*Input data:*
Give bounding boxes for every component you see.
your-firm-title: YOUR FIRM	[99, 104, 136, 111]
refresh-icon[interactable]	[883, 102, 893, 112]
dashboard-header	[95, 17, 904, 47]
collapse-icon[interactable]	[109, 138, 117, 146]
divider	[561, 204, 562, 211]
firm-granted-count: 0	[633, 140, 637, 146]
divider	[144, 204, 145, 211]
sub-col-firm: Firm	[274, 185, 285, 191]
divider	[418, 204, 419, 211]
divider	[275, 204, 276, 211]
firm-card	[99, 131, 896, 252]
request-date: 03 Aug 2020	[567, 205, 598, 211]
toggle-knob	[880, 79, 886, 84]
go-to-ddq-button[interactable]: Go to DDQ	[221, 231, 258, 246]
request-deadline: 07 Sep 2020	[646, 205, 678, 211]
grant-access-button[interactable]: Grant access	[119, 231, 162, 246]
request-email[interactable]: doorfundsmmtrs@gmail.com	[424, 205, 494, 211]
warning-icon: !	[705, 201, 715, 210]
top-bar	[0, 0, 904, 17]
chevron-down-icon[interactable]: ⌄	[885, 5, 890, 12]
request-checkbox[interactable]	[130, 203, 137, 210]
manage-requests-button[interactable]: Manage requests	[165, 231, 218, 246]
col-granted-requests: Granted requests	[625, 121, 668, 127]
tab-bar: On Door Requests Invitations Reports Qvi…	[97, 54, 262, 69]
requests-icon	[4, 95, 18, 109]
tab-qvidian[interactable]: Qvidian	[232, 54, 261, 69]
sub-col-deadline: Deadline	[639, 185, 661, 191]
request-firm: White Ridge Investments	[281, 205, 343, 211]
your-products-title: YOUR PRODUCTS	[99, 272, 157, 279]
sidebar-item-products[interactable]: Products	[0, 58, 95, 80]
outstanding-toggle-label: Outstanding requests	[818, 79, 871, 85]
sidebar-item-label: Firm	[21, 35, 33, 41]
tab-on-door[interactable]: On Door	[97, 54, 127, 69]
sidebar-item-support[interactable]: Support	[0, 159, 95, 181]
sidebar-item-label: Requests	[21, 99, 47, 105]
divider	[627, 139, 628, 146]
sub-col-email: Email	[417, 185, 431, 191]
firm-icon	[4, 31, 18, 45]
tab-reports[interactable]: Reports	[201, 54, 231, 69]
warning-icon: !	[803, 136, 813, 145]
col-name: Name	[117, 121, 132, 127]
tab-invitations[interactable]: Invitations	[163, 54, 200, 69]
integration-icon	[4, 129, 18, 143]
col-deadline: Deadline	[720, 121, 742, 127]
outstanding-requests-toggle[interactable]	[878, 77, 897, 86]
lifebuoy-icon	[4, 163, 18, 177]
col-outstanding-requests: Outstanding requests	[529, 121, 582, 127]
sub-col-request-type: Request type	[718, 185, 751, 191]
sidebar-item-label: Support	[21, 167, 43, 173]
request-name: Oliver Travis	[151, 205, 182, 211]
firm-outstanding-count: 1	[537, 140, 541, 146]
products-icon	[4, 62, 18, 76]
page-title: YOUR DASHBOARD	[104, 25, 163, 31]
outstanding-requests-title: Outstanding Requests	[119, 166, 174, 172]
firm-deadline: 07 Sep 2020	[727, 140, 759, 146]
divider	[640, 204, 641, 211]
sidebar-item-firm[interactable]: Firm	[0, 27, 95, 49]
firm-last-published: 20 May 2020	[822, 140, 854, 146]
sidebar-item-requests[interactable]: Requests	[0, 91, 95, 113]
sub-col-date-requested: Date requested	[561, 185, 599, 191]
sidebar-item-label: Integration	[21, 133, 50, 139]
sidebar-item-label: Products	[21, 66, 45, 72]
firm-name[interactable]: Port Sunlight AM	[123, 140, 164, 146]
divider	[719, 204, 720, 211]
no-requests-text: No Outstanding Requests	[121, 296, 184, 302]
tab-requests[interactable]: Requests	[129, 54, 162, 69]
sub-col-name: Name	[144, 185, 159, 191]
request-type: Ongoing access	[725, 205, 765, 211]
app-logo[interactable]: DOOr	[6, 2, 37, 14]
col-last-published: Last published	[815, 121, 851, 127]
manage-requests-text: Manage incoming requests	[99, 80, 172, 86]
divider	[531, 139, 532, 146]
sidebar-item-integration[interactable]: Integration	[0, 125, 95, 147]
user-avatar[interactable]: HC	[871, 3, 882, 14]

*Directions for this task:*
Copy the entries word for word, from the very first line through the line that contains "139, 628, 146]", including that line.

*Right answer:*
Give bounding boxes for every component you see.
your-firm-title: YOUR FIRM	[99, 104, 136, 111]
refresh-icon[interactable]	[883, 102, 893, 112]
dashboard-header	[95, 17, 904, 47]
collapse-icon[interactable]	[109, 138, 117, 146]
divider	[561, 204, 562, 211]
firm-granted-count: 0	[633, 140, 637, 146]
divider	[144, 204, 145, 211]
sub-col-firm: Firm	[274, 185, 285, 191]
divider	[418, 204, 419, 211]
divider	[275, 204, 276, 211]
firm-card	[99, 131, 896, 252]
request-date: 03 Aug 2020	[567, 205, 598, 211]
toggle-knob	[880, 79, 886, 84]
go-to-ddq-button[interactable]: Go to DDQ	[221, 231, 258, 246]
request-deadline: 07 Sep 2020	[646, 205, 678, 211]
grant-access-button[interactable]: Grant access	[119, 231, 162, 246]
request-email[interactable]: doorfundsmmtrs@gmail.com	[424, 205, 494, 211]
warning-icon: !	[705, 201, 715, 210]
top-bar	[0, 0, 904, 17]
chevron-down-icon[interactable]: ⌄	[885, 5, 890, 12]
request-checkbox[interactable]	[130, 203, 137, 210]
manage-requests-button[interactable]: Manage requests	[165, 231, 218, 246]
col-granted-requests: Granted requests	[625, 121, 668, 127]
tab-bar: On Door Requests Invitations Reports Qvi…	[97, 54, 262, 69]
requests-icon	[4, 95, 18, 109]
tab-qvidian[interactable]: Qvidian	[232, 54, 261, 69]
sub-col-deadline: Deadline	[639, 185, 661, 191]
request-firm: White Ridge Investments	[281, 205, 343, 211]
your-products-title: YOUR PRODUCTS	[99, 272, 157, 279]
sidebar-item-products[interactable]: Products	[0, 58, 95, 80]
outstanding-toggle-label: Outstanding requests	[818, 79, 871, 85]
sidebar-item-label: Firm	[21, 35, 33, 41]
tab-on-door[interactable]: On Door	[97, 54, 127, 69]
sidebar-item-support[interactable]: Support	[0, 159, 95, 181]
sidebar-item-label: Requests	[21, 99, 47, 105]
divider	[627, 139, 628, 146]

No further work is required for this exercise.